** BEGIN Data shown **

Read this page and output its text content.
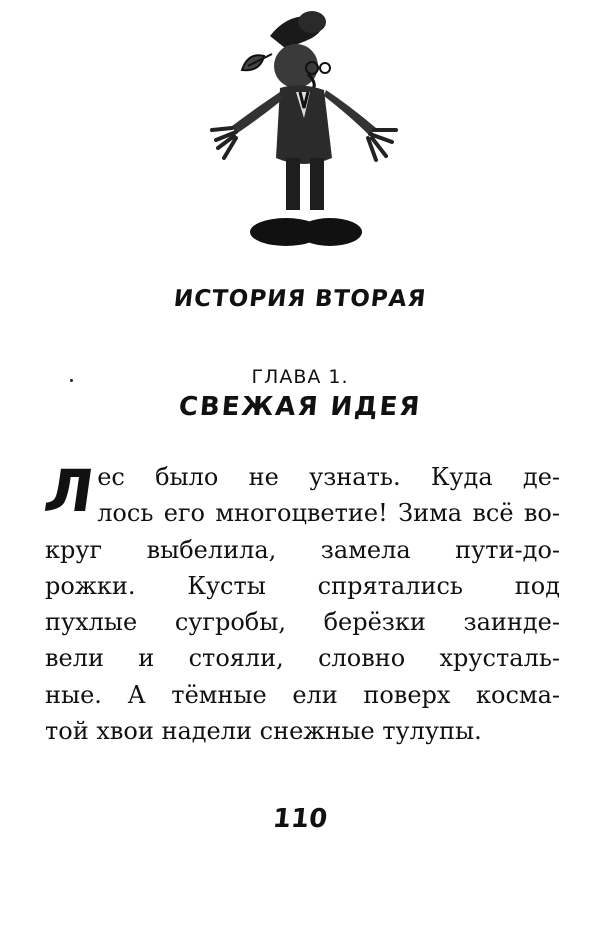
ИСТОРИЯ ВТОРАЯ
ГЛАВА 1.
СВЕЖАЯ ИДЕЯ
Л ес было не узнать. Куда де-
лось его многоцветие! Зима всё во-
круг выбелила, замела пути-до-
рожки. Кусты спрятались под
пухлые сугробы, берёзки заинде-
вели и стояли, словно хрусталь-
ные. А тёмные ели поверх косма-
той хвои надели снежные тулупы.
110
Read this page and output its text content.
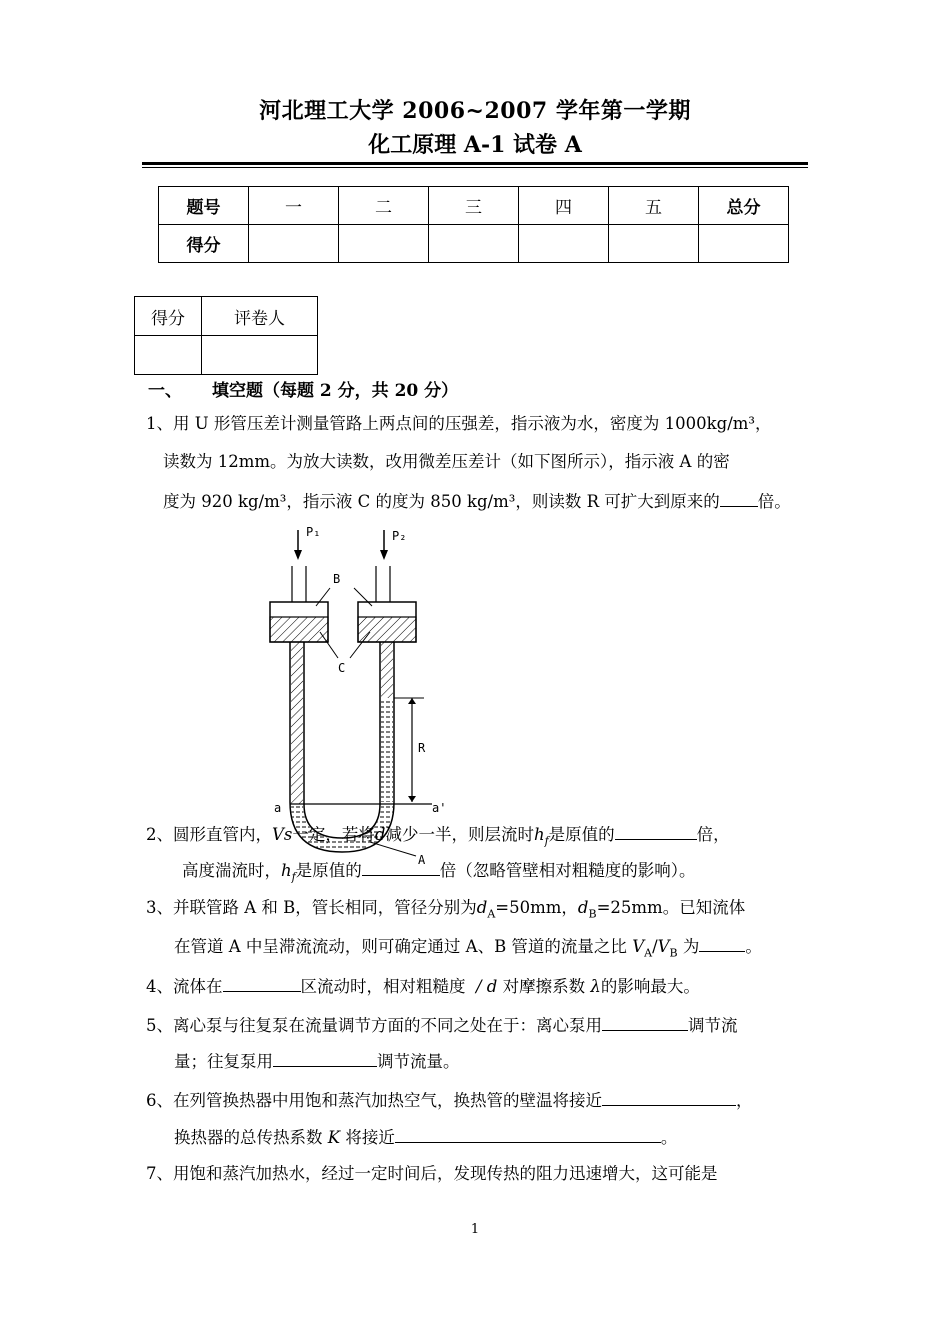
河北理工大学 2006~2007 学年第一学期
化工原理 A-1 试卷 A
题号	一	二	三	四	五	总分
得分						
得分	评卷人

一、 填空题（每题 2 分，共 20 分）
1、用 U 形管压差计测量管路上两点间的压强差，指示液为水，密度为 1000kg/m³，
读数为 12mm。为放大读数，改用微差压差计（如下图所示），指示液 A 的密
度为 920 kg/m³，指示液 C 的度为 850 kg/m³，则读数 R 可扩大到原来的 倍。
P₁	P₂
B
C
R
a	a'
A
2、圆形直管内，Vs一定，若将d减少一半，则层流时$h_f$是原值的	倍，
高度湍流时，$h_f$是原值的	倍（忽略管壁相对粗糙度的影响）。
3、并联管路 A 和 B，管长相同，管径分别为$d_A=50mm$，$d_B=25mm$。已知流体
在管道 A 中呈滞流流动，则可确定通过 A、B 管道的流量之比 $V_A/V_B$ 为	。
4、流体在	区流动时，相对粗糙度 / d 对摩擦系数 λ的影响最大。
5、离心泵与往复泵在流量调节方面的不同之处在于：离心泵用	调节流
量；往复泵用	调节流量。
6、在列管换热器中用饱和蒸汽加热空气，换热管的壁温将接近	，
换热器的总传热系数 K 将接近	。
7、用饱和蒸汽加热水，经过一定时间后，发现传热的阻力迅速增大，这可能是
1
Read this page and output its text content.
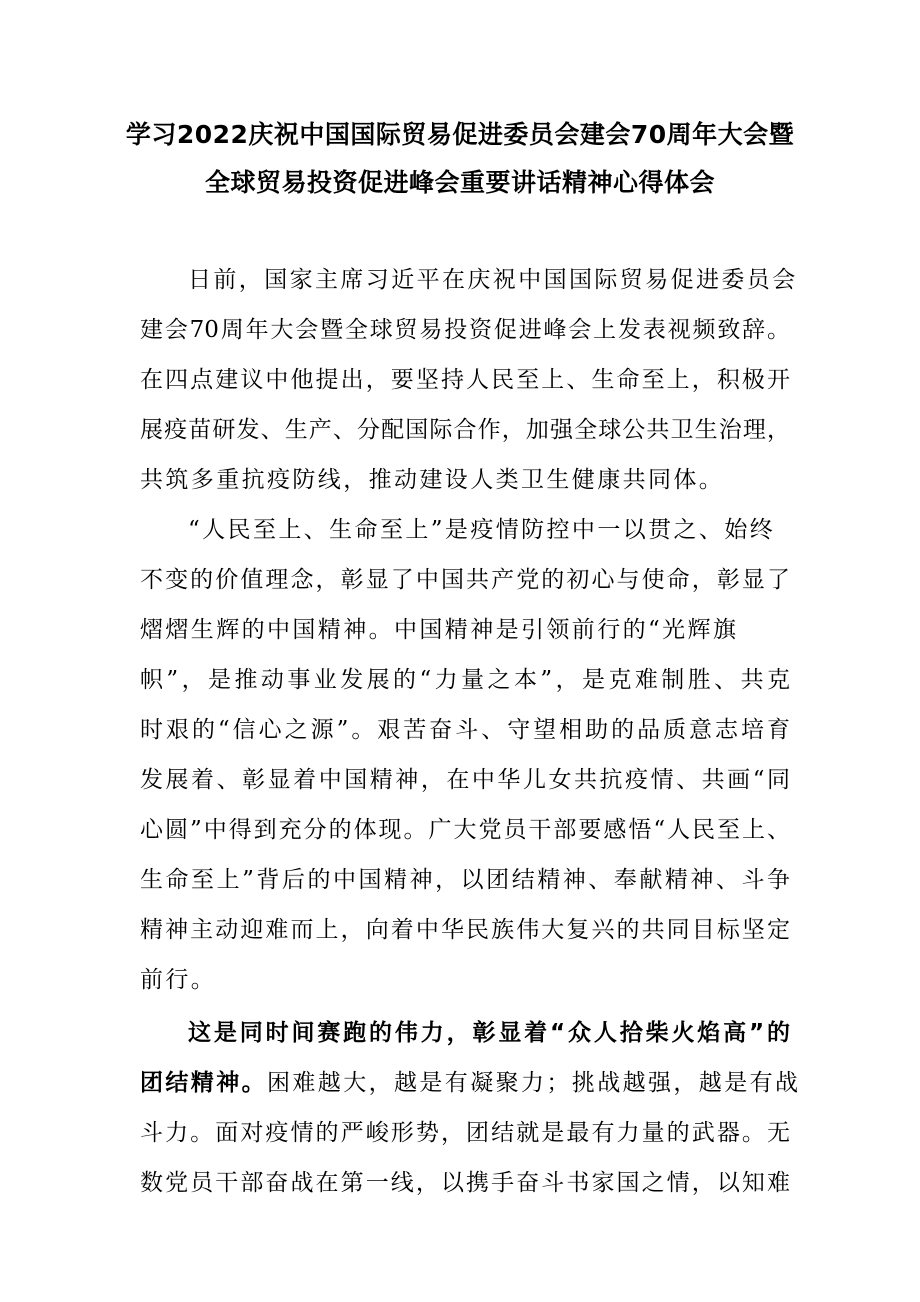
学习2022庆祝中国国际贸易促进委员会建会70周年大会暨
全球贸易投资促进峰会重要讲话精神心得体会
日前，国家主席习近平在庆祝中国国际贸易促进委员会
建会70周年大会暨全球贸易投资促进峰会上发表视频致辞。
在四点建议中他提出，要坚持人民至上、生命至上，积极开
展疫苗研发、生产、分配国际合作，加强全球公共卫生治理，
共筑多重抗疫防线，推动建设人类卫生健康共同体。
“人民至上、生命至上”是疫情防控中一以贯之、始终
不变的价值理念，彰显了中国共产党的初心与使命，彰显了
熠熠生辉的中国精神。中国精神是引领前行的“光辉旗
帜”，是推动事业发展的“力量之本”，是克难制胜、共克
时艰的“信心之源”。艰苦奋斗、守望相助的品质意志培育
发展着、彰显着中国精神，在中华儿女共抗疫情、共画“同
心圆”中得到充分的体现。广大党员干部要感悟“人民至上、
生命至上”背后的中国精神，以团结精神、奉献精神、斗争
精神主动迎难而上，向着中华民族伟大复兴的共同目标坚定
前行。
这是同时间赛跑的伟力，彰显着“众人拾柴火焰高”的
团结精神。困难越大，越是有凝聚力；挑战越强，越是有战
斗力。面对疫情的严峻形势，团结就是最有力量的武器。无
数党员干部奋战在第一线，以携手奋斗书家国之情，以知难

** END Data shown **

**Exercise instructions:**
Set each line of the records down exactly, leaving every picture out.

**Correct result:**
Read this page and output its text content.
ИСТОРИЯ ВТОРАЯ
ГЛАВА 1.
СВЕЖАЯ ИДЕЯ
Л ес было не узнать. Куда де-
лось его многоцветие! Зима всё во-
круг выбелила, замела пути-до-
рожки. Кусты спрятались под
пухлые сугробы, берёзки заинде-
вели и стояли, словно хрусталь-
ные. А тёмные ели поверх косма-
той хвои надели снежные тулупы.
110
Read this page and output its text content.
河北理工大学 2006~2007 学年第一学期
化工原理 A-1 试卷 A
题号	一	二	三	四	五	总分
得分						
得分	评卷人

一、 填空题（每题 2 分，共 20 分）
1、用 U 形管压差计测量管路上两点间的压强差，指示液为水，密度为 1000kg/m³，
读数为 12mm。为放大读数，改用微差压差计（如下图所示），指示液 A 的密
度为 920 kg/m³，指示液 C 的度为 850 kg/m³，则读数 R 可扩大到原来的 倍。
P₁	P₂
B
C
R
a	a'
A
2、圆形直管内，Vs一定，若将d减少一半，则层流时$h_f$是原值的	倍，
高度湍流时，$h_f$是原值的	倍（忽略管壁相对粗糙度的影响）。
3、并联管路 A 和 B，管长相同，管径分别为$d_A=50mm$，$d_B=25mm$。已知流体
在管道 A 中呈滞流流动，则可确定通过 A、B 管道的流量之比 $V_A/V_B$ 为	。
4、流体在	区流动时，相对粗糙度 / d 对摩擦系数 λ的影响最大。
5、离心泵与往复泵在流量调节方面的不同之处在于：离心泵用	调节流
量；往复泵用	调节流量。
6、在列管换热器中用饱和蒸汽加热空气，换热管的壁温将接近	，
换热器的总传热系数 K 将接近	。
7、用饱和蒸汽加热水，经过一定时间后，发现传热的阻力迅速增大，这可能是
1
Read this page and output its text content.
学习2022庆祝中国国际贸易促进委员会建会70周年大会暨
全球贸易投资促进峰会重要讲话精神心得体会
日前，国家主席习近平在庆祝中国国际贸易促进委员会
建会70周年大会暨全球贸易投资促进峰会上发表视频致辞。
在四点建议中他提出，要坚持人民至上、生命至上，积极开
展疫苗研发、生产、分配国际合作，加强全球公共卫生治理，
共筑多重抗疫防线，推动建设人类卫生健康共同体。
“人民至上、生命至上”是疫情防控中一以贯之、始终
不变的价值理念，彰显了中国共产党的初心与使命，彰显了
熠熠生辉的中国精神。中国精神是引领前行的“光辉旗
帜”，是推动事业发展的“力量之本”，是克难制胜、共克
时艰的“信心之源”。艰苦奋斗、守望相助的品质意志培育
发展着、彰显着中国精神，在中华儿女共抗疫情、共画“同
心圆”中得到充分的体现。广大党员干部要感悟“人民至上、
生命至上”背后的中国精神，以团结精神、奉献精神、斗争
精神主动迎难而上，向着中华民族伟大复兴的共同目标坚定
前行。
这是同时间赛跑的伟力，彰显着“众人拾柴火焰高”的
团结精神。困难越大，越是有凝聚力；挑战越强，越是有战
斗力。面对疫情的严峻形势，团结就是最有力量的武器。无
数党员干部奋战在第一线，以携手奋斗书家国之情，以知难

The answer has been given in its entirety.